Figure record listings
☆ ☆ ☆ ☆ ☆

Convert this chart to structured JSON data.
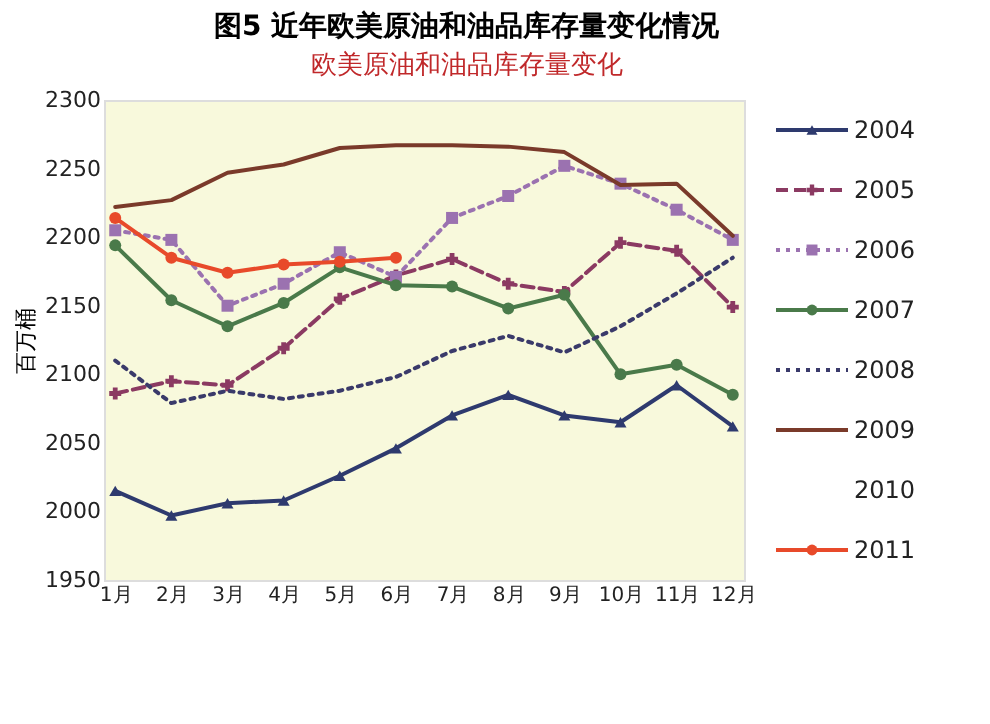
{
  "chart_data": {
    "type": "line",
    "title": "图5  近年欧美原油和油品库存量变化情况",
    "subtitle": "欧美原油和油品库存量变化",
    "ylabel": "百万桶",
    "categories": [
      "1月",
      "2月",
      "3月",
      "4月",
      "5月",
      "6月",
      "7月",
      "8月",
      "9月",
      "10月",
      "11月",
      "12月"
    ],
    "series": [
      {
        "name": "2004",
        "color": "#2e3a6e",
        "marker": "triangle",
        "line_style": "solid",
        "values": [
          2015,
          1997,
          2006,
          2008,
          2026,
          2046,
          2070,
          2085,
          2070,
          2065,
          2092,
          2062
        ]
      },
      {
        "name": "2005",
        "color": "#8b3a62",
        "marker": "cross",
        "line_style": "dashed",
        "values": [
          2086,
          2095,
          2092,
          2119,
          2155,
          2172,
          2184,
          2166,
          2160,
          2196,
          2190,
          2149
        ]
      },
      {
        "name": "2006",
        "color": "#9b72b0",
        "marker": "square",
        "line_style": "dotted",
        "values": [
          2205,
          2198,
          2150,
          2166,
          2189,
          2171,
          2214,
          2230,
          2252,
          2239,
          2220,
          2198
        ]
      },
      {
        "name": "2007",
        "color": "#4a7a4a",
        "marker": "circle",
        "line_style": "solid",
        "values": [
          2194,
          2154,
          2135,
          2152,
          2178,
          2165,
          2164,
          2148,
          2158,
          2100,
          2107,
          2085
        ]
      },
      {
        "name": "2008",
        "color": "#3a3a6a",
        "line_style": "dotted",
        "values": [
          2110,
          2079,
          2088,
          2082,
          2088,
          2098,
          2117,
          2128,
          2116,
          2135,
          2159,
          2185
        ]
      },
      {
        "name": "2009",
        "color": "#7a3a2a",
        "line_style": "solid",
        "values": [
          2222,
          2227,
          2247,
          2253,
          2265,
          2267,
          2267,
          2266,
          2262,
          2238,
          2239,
          2201
        ]
      },
      {
        "name": "2010",
        "values": [
          null,
          null,
          null,
          null,
          null,
          null,
          null,
          null,
          null,
          null,
          null,
          null
        ]
      },
      {
        "name": "2011",
        "color": "#e84a2a",
        "marker": "circle",
        "line_style": "solid",
        "values": [
          2214,
          2185,
          2174,
          2180,
          2182,
          2185,
          null,
          null,
          null,
          null,
          null,
          null
        ]
      }
    ],
    "ylim": [
      1950,
      2300
    ],
    "yticks": [
      1950,
      2000,
      2050,
      2100,
      2150,
      2200,
      2250,
      2300
    ],
    "legend": "right"
  }
}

☆ ☆ ☆ ☆ ☆

= Problem =
Each record above is to be restated exactly, with its pictures removed from the copy.

= Solution below =
Convert this chart to structured JSON data.
{
  "chart_data": {
    "type": "line",
    "title": "图5  近年欧美原油和油品库存量变化情况",
    "subtitle": "欧美原油和油品库存量变化",
    "ylabel": "百万桶",
    "categories": [
      "1月",
      "2月",
      "3月",
      "4月",
      "5月",
      "6月",
      "7月",
      "8月",
      "9月",
      "10月",
      "11月",
      "12月"
    ],
    "series": [
      {
        "name": "2004",
        "color": "#2e3a6e",
        "marker": "triangle",
        "line_style": "solid",
        "values": [
          2015,
          1997,
          2006,
          2008,
          2026,
          2046,
          2070,
          2085,
          2070,
          2065,
          2092,
          2062
        ]
      },
      {
        "name": "2005",
        "color": "#8b3a62",
        "marker": "cross",
        "line_style": "dashed",
        "values": [
          2086,
          2095,
          2092,
          2119,
          2155,
          2172,
          2184,
          2166,
          2160,
          2196,
          2190,
          2149
        ]
      },
      {
        "name": "2006",
        "color": "#9b72b0",
        "marker": "square",
        "line_style": "dotted",
        "values": [
          2205,
          2198,
          2150,
          2166,
          2189,
          2171,
          2214,
          2230,
          2252,
          2239,
          2220,
          2198
        ]
      },
      {
        "name": "2007",
        "color": "#4a7a4a",
        "marker": "circle",
        "line_style": "solid",
        "values": [
          2194,
          2154,
          2135,
          2152,
          2178,
          2165,
          2164,
          2148,
          2158,
          2100,
          2107,
          2085
        ]
      },
      {
        "name": "2008",
        "color": "#3a3a6a",
        "line_style": "dotted",
        "values": [
          2110,
          2079,
          2088,
          2082,
          2088,
          2098,
          2117,
          2128,
          2116,
          2135,
          2159,
          2185
        ]
      },
      {
        "name": "2009",
        "color": "#7a3a2a",
        "line_style": "solid",
        "values": [
          2222,
          2227,
          2247,
          2253,
          2265,
          2267,
          2267,
          2266,
          2262,
          2238,
          2239,
          2201
        ]
      },
      {
        "name": "2010",
        "values": [
          null,
          null,
          null,
          null,
          null,
          null,
          null,
          null,
          null,
          null,
          null,
          null
        ]
      },
      {
        "name": "2011",
        "color": "#e84a2a",
        "marker": "circle",
        "line_style": "solid",
        "values": [
          2214,
          2185,
          2174,
          2180,
          2182,
          2185,
          null,
          null,
          null,
          null,
          null,
          null
        ]
      }
    ],
    "ylim": [
      1950,
      2300
    ],
    "yticks": [
      1950,
      2000,
      2050,
      2100,
      2150,
      2200,
      2250,
      2300
    ],
    "legend": "right"
  }
}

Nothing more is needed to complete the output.